Stated task – Transcribe the material in full. Nothing should differ except that the pictures are left out.

Excerpted records –

• • • • • • •

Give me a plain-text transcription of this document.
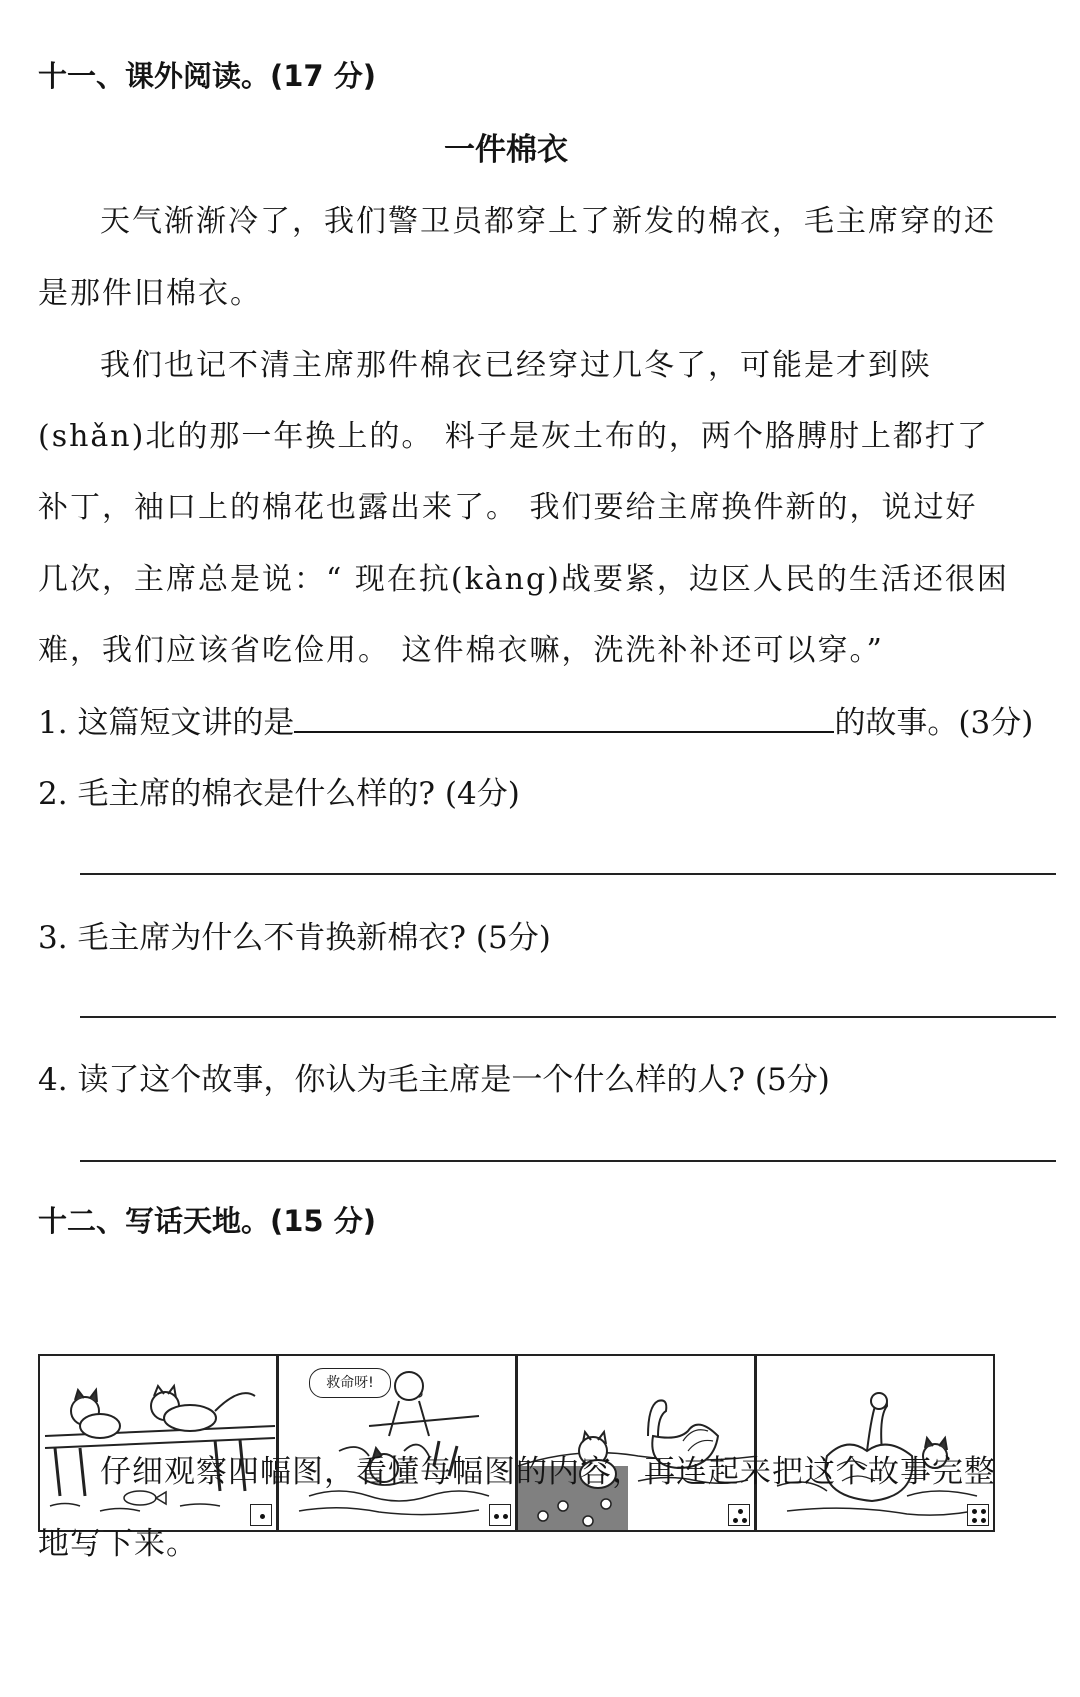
十一、课外阅读。(17 分)
一件棉衣
天气渐渐冷了，我们警卫员都穿上了新发的棉衣，毛主席穿的还
是那件旧棉衣。
我们也记不清主席那件棉衣已经穿过几冬了，可能是才到陕
(shǎn)北的那一年换上的。 料子是灰土布的，两个胳膊肘上都打了
补丁，袖口上的棉花也露出来了。 我们要给主席换件新的，说过好
几次，主席总是说：“ 现在抗(kàng)战要紧，边区人民的生活还很困
难，我们应该省吃俭用。 这件棉衣嘛，洗洗补补还可以穿。”
1. 这篇短文讲的是	的故事。(3分)
2. 毛主席的棉衣是什么样的? (4分)
3. 毛主席为什么不肯换新棉衣? (5分)
4. 读了这个故事，你认为毛主席是一个什么样的人? (5分)
十二、写话天地。(15 分)
救命呀!
仔细观察四幅图，看懂每幅图的内容，再连起来把这个故事完整
地写下来。
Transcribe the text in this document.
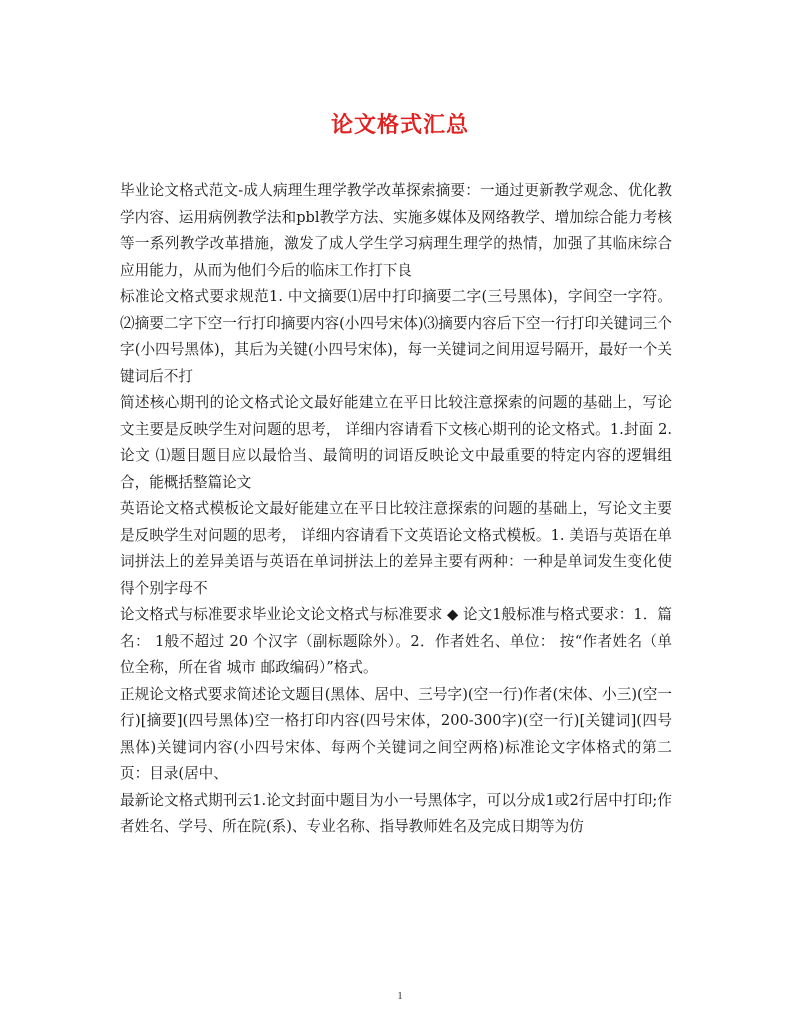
论文格式汇总

毕业论文格式范文-成人病理生理学教学改革探索摘要：一通过更新教学观念、优化教学内容、运用病例教学法和pbl教学方法、实施多媒体及网络教学、增加综合能力考核等一系列教学改革措施，激发了成人学生学习病理生理学的热情，加强了其临床综合应用能力，从而为他们今后的临床工作打下良

标准论文格式要求规范1. 中文摘要⑴居中打印摘要二字(三号黑体)，字间空一字符。⑵摘要二字下空一行打印摘要内容(小四号宋体)⑶摘要内容后下空一行打印关键词三个字(小四号黑体)，其后为关键(小四号宋体)，每一关键词之间用逗号隔开，最好一个关键词后不打

简述核心期刊的论文格式论文最好能建立在平日比较注意探索的问题的基础上，写论文主要是反映学生对问题的思考， 详细内容请看下文核心期刊的论文格式。1.封面 2. 论文 ⑴题目题目应以最恰当、最简明的词语反映论文中最重要的特定内容的逻辑组合，能概括整篇论文

英语论文格式模板论文最好能建立在平日比较注意探索的问题的基础上，写论文主要是反映学生对问题的思考， 详细内容请看下文英语论文格式模板。1. 美语与英语在单词拼法上的差异美语与英语在单词拼法上的差异主要有两种：一种是单词发生变化使得个别字母不

论文格式与标准要求毕业论文论文格式与标准要求 ◆ 论文1般标准与格式要求：1．篇名： 1般不超过 20 个汉字（副标题除外）。2．作者姓名、单位： 按“作者姓名（单位全称，所在省 城市 邮政编码）”格式。

正规论文格式要求简述论文题目(黑体、居中、三号字)(空一行)作者(宋体、小三)(空一行)[摘要](四号黑体)空一格打印内容(四号宋体，200-300字)(空一行)[关键词](四号黑体)关键词内容(小四号宋体、每两个关键词之间空两格)标准论文字体格式的第二页：目录(居中、

最新论文格式期刊云1.论文封面中题目为小一号黑体字，可以分成1或2行居中打印;作者姓名、学号、所在院(系)、专业名称、指导教师姓名及完成日期等为仿

1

• • • • • • •

Task result –
Give me a plain-text transcription of this document.
十一、课外阅读。(17 分)
一件棉衣
天气渐渐冷了，我们警卫员都穿上了新发的棉衣，毛主席穿的还
是那件旧棉衣。
我们也记不清主席那件棉衣已经穿过几冬了，可能是才到陕
(shǎn)北的那一年换上的。 料子是灰土布的，两个胳膊肘上都打了
补丁，袖口上的棉花也露出来了。 我们要给主席换件新的，说过好
几次，主席总是说：“ 现在抗(kàng)战要紧，边区人民的生活还很困
难，我们应该省吃俭用。 这件棉衣嘛，洗洗补补还可以穿。”
1. 这篇短文讲的是	的故事。(3分)
2. 毛主席的棉衣是什么样的? (4分)
3. 毛主席为什么不肯换新棉衣? (5分)
4. 读了这个故事，你认为毛主席是一个什么样的人? (5分)
十二、写话天地。(15 分)
救命呀!
仔细观察四幅图，看懂每幅图的内容，再连起来把这个故事完整
地写下来。
Transcribe the text in this document.
论文格式汇总

毕业论文格式范文-成人病理生理学教学改革探索摘要：一通过更新教学观念、优化教学内容、运用病例教学法和pbl教学方法、实施多媒体及网络教学、增加综合能力考核等一系列教学改革措施，激发了成人学生学习病理生理学的热情，加强了其临床综合应用能力，从而为他们今后的临床工作打下良

标准论文格式要求规范1. 中文摘要⑴居中打印摘要二字(三号黑体)，字间空一字符。⑵摘要二字下空一行打印摘要内容(小四号宋体)⑶摘要内容后下空一行打印关键词三个字(小四号黑体)，其后为关键(小四号宋体)，每一关键词之间用逗号隔开，最好一个关键词后不打

简述核心期刊的论文格式论文最好能建立在平日比较注意探索的问题的基础上，写论文主要是反映学生对问题的思考， 详细内容请看下文核心期刊的论文格式。1.封面 2. 论文 ⑴题目题目应以最恰当、最简明的词语反映论文中最重要的特定内容的逻辑组合，能概括整篇论文

英语论文格式模板论文最好能建立在平日比较注意探索的问题的基础上，写论文主要是反映学生对问题的思考， 详细内容请看下文英语论文格式模板。1. 美语与英语在单词拼法上的差异美语与英语在单词拼法上的差异主要有两种：一种是单词发生变化使得个别字母不

论文格式与标准要求毕业论文论文格式与标准要求 ◆ 论文1般标准与格式要求：1．篇名： 1般不超过 20 个汉字（副标题除外）。2．作者姓名、单位： 按“作者姓名（单位全称，所在省 城市 邮政编码）”格式。

正规论文格式要求简述论文题目(黑体、居中、三号字)(空一行)作者(宋体、小三)(空一行)[摘要](四号黑体)空一格打印内容(四号宋体，200-300字)(空一行)[关键词](四号黑体)关键词内容(小四号宋体、每两个关键词之间空两格)标准论文字体格式的第二页：目录(居中、

最新论文格式期刊云1.论文封面中题目为小一号黑体字，可以分成1或2行居中打印;作者姓名、学号、所在院(系)、专业名称、指导教师姓名及完成日期等为仿

1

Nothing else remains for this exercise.